— Problem description —
Give the number of lines in the listing that hold the word "JSON". Write nothing but that number.

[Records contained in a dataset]

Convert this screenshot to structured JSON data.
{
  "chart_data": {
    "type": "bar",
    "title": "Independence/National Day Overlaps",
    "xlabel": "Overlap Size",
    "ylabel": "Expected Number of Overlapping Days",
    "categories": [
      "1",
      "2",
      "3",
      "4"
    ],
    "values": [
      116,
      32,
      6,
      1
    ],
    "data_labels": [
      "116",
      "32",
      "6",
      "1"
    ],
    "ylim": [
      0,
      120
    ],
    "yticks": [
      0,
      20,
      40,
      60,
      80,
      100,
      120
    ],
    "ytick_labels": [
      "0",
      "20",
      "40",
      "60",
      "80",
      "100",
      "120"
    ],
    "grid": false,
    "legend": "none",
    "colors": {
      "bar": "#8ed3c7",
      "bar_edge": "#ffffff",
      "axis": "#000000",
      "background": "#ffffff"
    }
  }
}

---

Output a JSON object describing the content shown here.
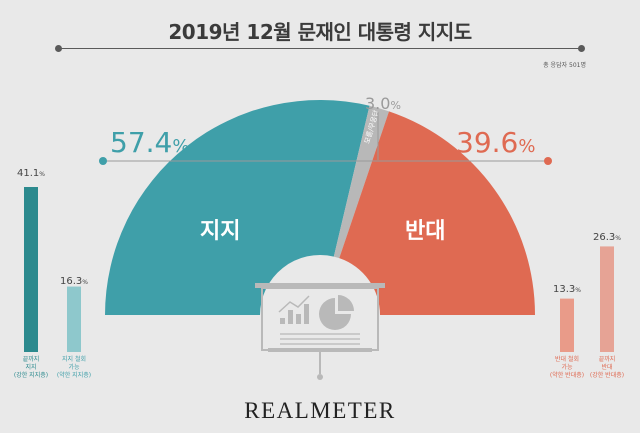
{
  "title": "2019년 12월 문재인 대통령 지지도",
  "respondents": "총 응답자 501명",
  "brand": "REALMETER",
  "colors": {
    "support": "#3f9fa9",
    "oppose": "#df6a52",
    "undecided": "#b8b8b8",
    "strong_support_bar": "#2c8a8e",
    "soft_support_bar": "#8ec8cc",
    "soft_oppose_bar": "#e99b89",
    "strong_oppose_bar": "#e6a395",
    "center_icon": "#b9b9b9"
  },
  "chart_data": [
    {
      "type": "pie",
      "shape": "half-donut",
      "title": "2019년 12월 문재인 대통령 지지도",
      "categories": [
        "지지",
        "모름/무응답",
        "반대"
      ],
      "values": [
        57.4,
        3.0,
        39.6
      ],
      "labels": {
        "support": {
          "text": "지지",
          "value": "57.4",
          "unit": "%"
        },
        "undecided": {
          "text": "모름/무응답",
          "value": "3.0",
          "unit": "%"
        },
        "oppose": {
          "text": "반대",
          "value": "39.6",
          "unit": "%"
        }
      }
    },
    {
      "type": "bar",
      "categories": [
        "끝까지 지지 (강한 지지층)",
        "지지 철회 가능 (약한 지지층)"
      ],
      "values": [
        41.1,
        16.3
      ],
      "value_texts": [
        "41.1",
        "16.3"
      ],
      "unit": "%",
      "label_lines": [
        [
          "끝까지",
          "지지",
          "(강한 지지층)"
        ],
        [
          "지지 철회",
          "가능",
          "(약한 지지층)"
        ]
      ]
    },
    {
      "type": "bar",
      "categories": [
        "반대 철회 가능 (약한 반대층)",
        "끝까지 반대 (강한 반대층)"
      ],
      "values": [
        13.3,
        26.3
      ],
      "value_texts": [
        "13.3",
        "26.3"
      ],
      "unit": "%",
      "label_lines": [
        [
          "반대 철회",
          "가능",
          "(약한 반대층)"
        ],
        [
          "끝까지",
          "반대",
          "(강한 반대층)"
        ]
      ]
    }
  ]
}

— Written response —
2